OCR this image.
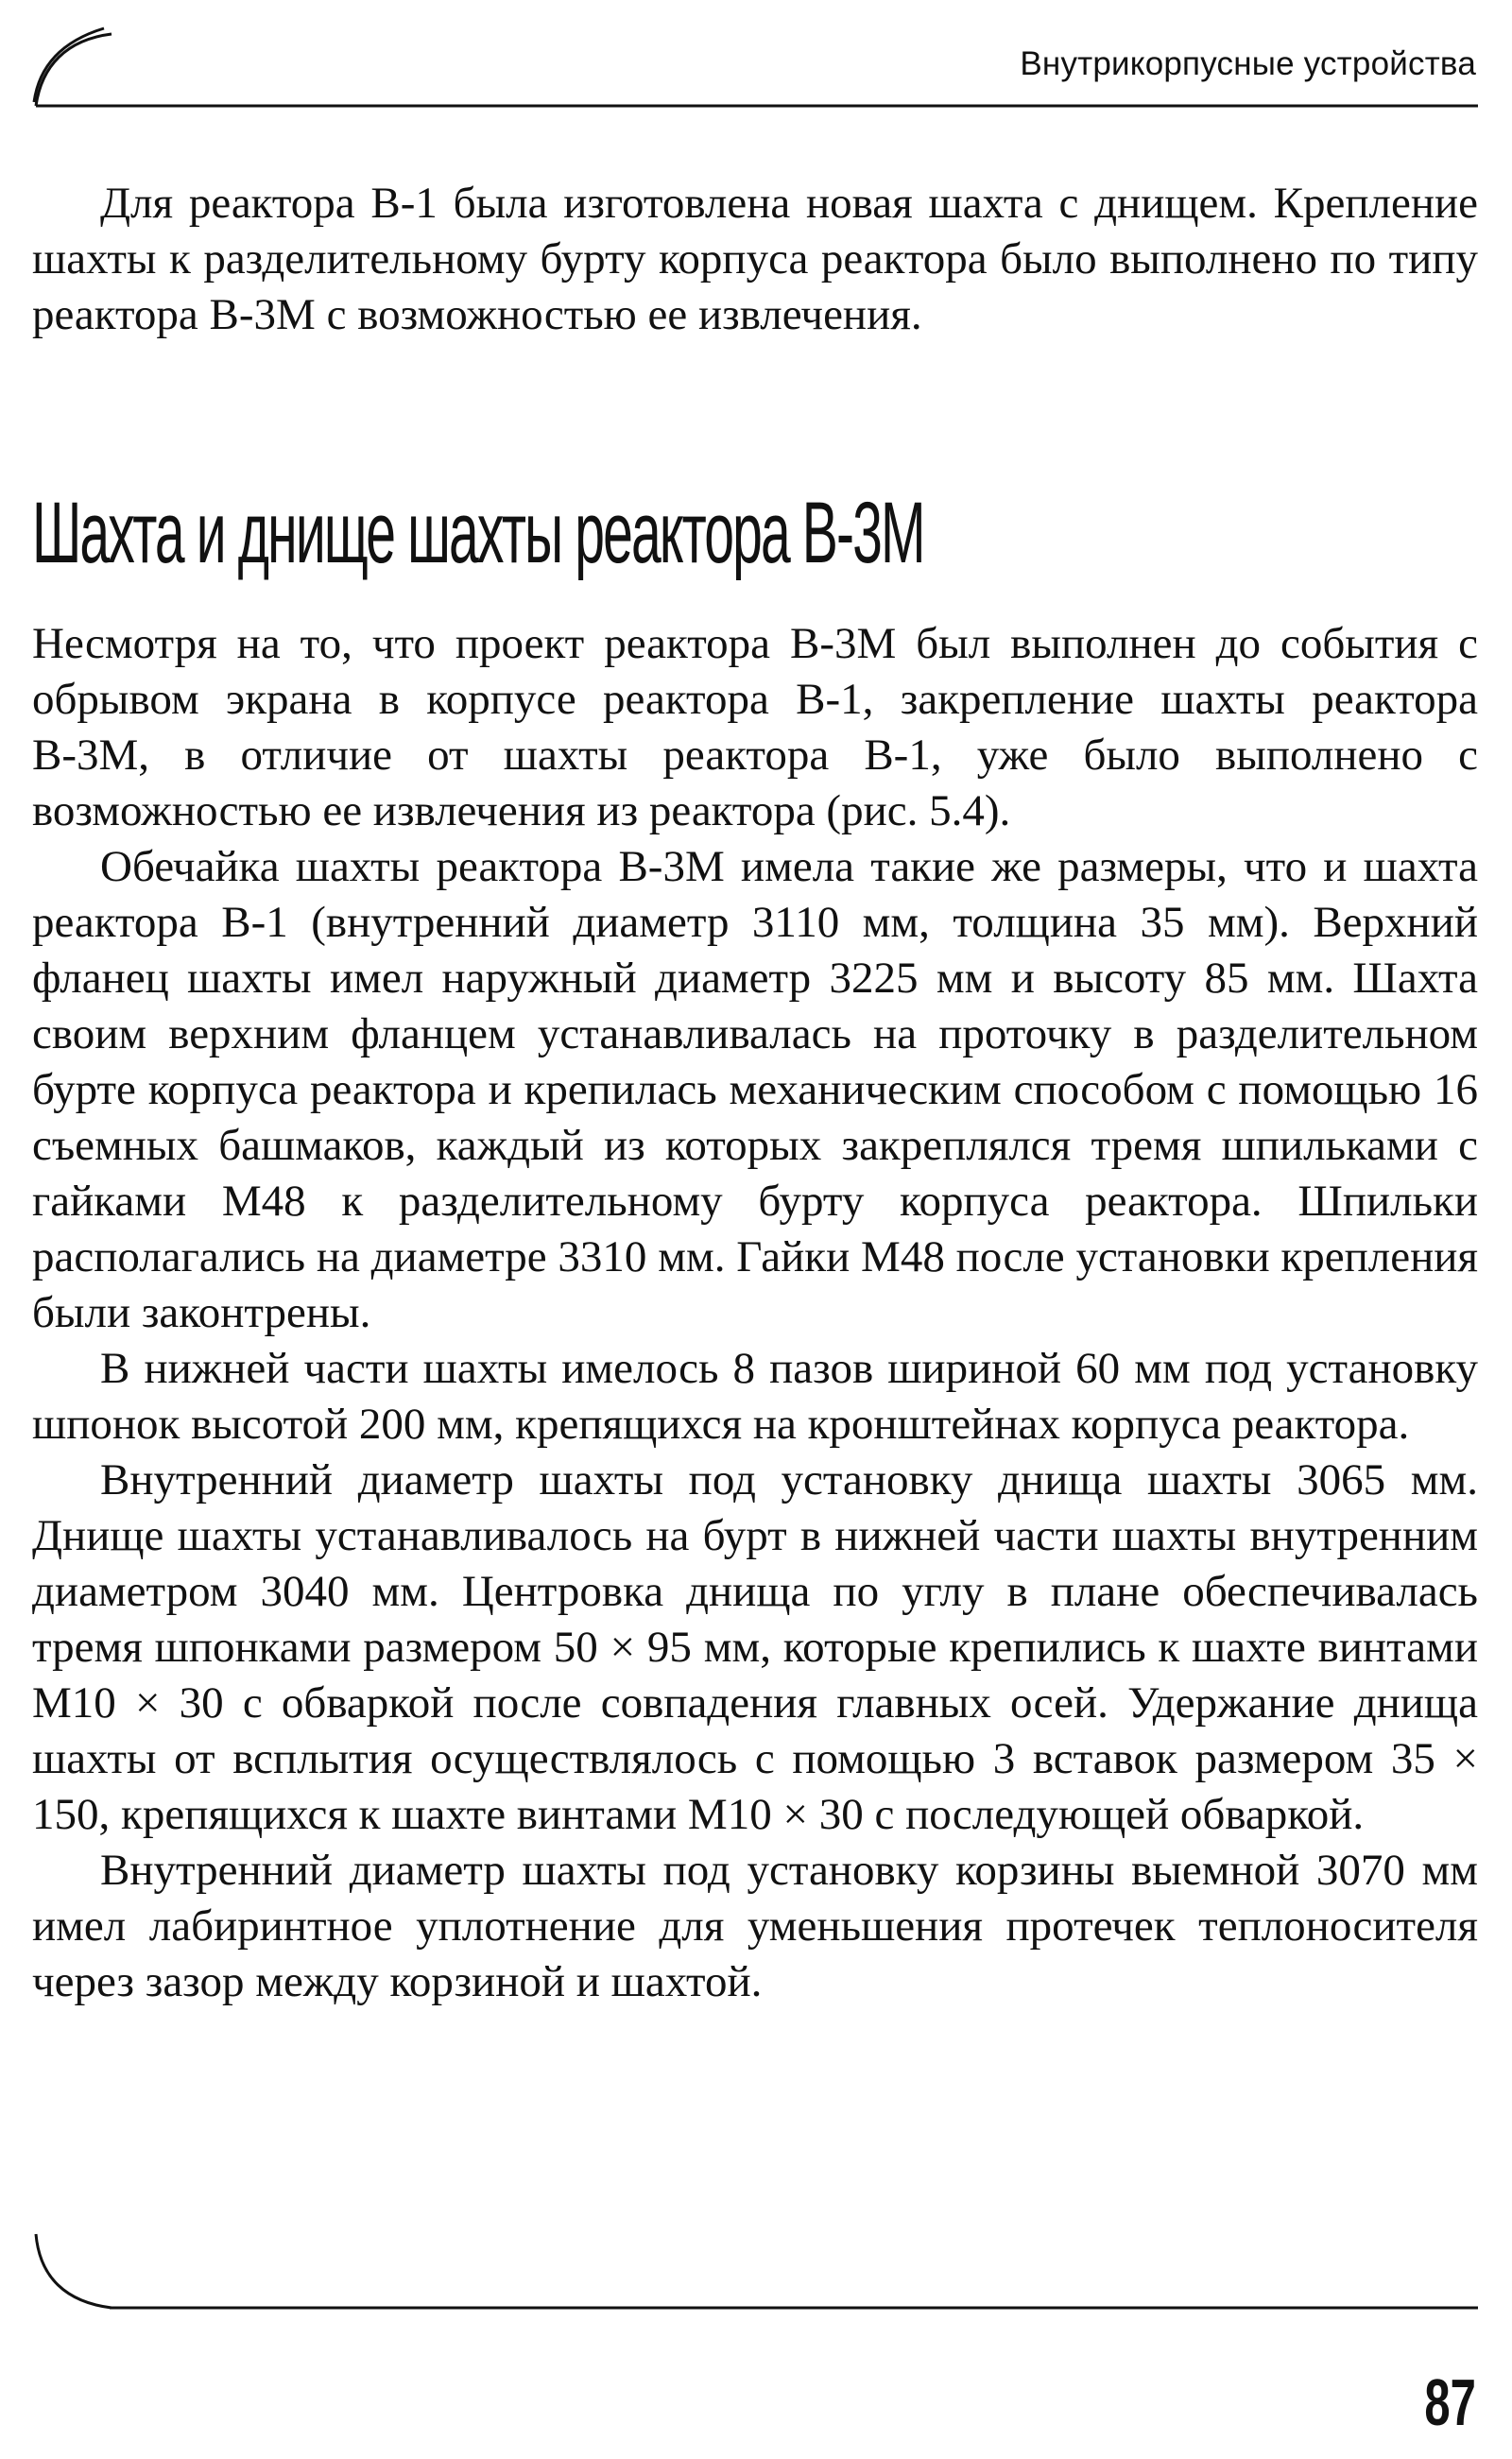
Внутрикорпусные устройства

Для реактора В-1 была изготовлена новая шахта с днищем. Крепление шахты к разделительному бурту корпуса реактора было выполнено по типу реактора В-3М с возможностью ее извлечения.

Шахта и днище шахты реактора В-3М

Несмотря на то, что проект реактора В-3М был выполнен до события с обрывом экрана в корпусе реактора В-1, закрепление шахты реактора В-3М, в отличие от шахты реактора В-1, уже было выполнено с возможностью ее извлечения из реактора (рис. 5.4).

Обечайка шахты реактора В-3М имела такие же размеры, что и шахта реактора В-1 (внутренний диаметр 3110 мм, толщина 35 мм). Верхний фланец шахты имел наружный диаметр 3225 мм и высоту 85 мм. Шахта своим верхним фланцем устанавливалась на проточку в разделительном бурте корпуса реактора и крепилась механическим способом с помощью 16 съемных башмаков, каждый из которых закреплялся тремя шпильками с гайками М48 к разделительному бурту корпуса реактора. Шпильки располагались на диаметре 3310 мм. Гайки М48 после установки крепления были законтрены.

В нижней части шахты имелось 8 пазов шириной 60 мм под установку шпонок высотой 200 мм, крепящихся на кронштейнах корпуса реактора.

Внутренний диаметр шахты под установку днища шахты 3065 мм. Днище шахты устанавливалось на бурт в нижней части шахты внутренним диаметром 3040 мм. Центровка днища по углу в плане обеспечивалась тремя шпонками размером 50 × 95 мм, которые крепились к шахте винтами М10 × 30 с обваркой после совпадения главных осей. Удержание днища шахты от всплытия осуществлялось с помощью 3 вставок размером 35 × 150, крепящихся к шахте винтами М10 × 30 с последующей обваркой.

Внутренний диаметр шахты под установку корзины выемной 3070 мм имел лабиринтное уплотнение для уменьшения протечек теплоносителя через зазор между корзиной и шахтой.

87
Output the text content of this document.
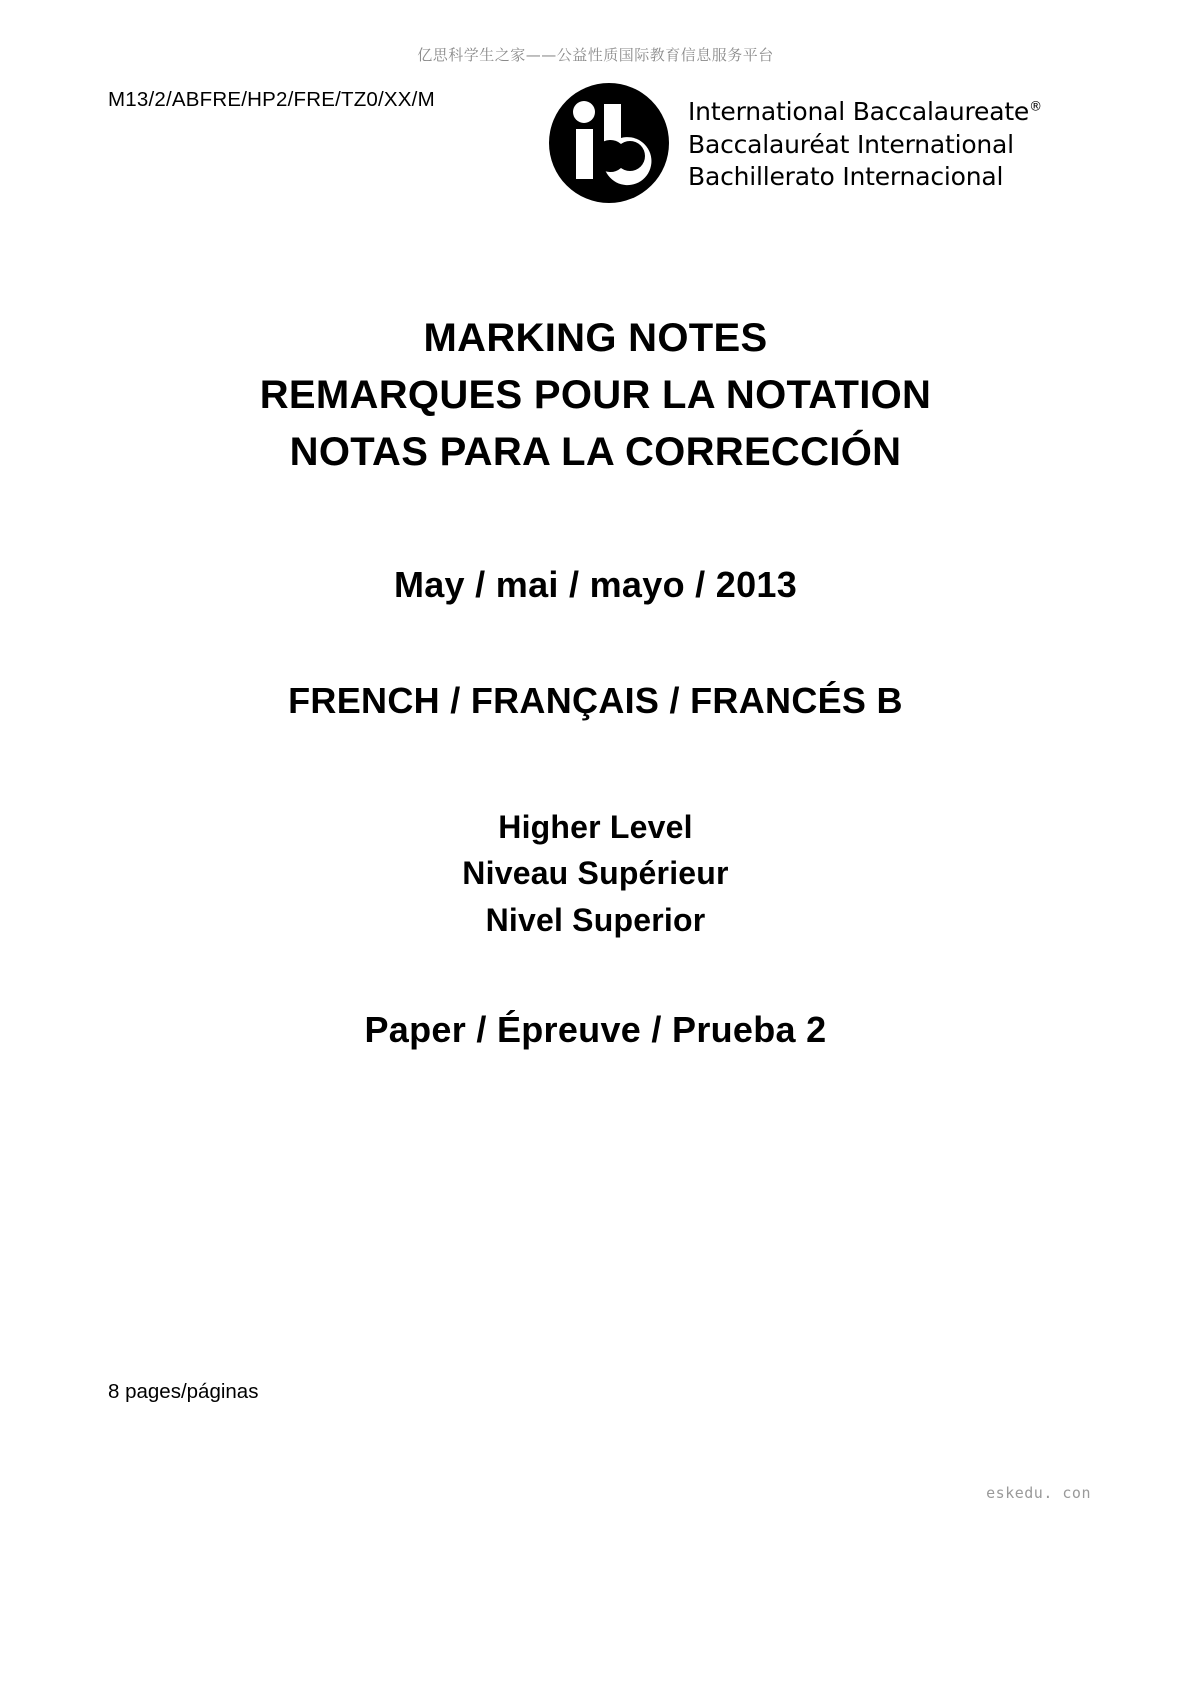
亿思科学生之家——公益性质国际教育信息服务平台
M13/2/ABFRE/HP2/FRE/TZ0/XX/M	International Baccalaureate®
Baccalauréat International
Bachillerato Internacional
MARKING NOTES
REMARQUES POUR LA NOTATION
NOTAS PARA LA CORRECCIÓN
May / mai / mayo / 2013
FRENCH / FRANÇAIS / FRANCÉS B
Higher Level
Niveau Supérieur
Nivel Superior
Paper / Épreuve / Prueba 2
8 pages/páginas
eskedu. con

■ WHAT THE EXERCISE ASKS
Keep only those lines of the records that hold "корпуса", and return them.

■ TASK ANSWER
Для реактора В-1 была изготовлена новая шахта с днищем. Крепление шахты к разделительному бурту корпуса реактора было выполнено по типу реактора В-3М с возможностью ее извлечения.
Обечайка шахты реактора В-3М имела такие же размеры, что и шахта реактора В-1 (внутренний диаметр 3110 мм, толщина 35 мм). Верхний фланец шахты имел наружный диаметр 3225 мм и высоту 85 мм. Шахта своим верхним фланцем устанавливалась на проточку в разделительном бурте корпуса реактора и крепилась механическим способом с помощью 16 съемных башмаков, каждый из которых закреплялся тремя шпильками с гайками М48 к разделительному бурту корпуса реактора. Шпильки располагались на диаметре 3310 мм. Гайки М48 после установки крепления были законтрены.
В нижней части шахты имелось 8 пазов шириной 60 мм под установку шпонок высотой 200 мм, крепящихся на кронштейнах корпуса реактора.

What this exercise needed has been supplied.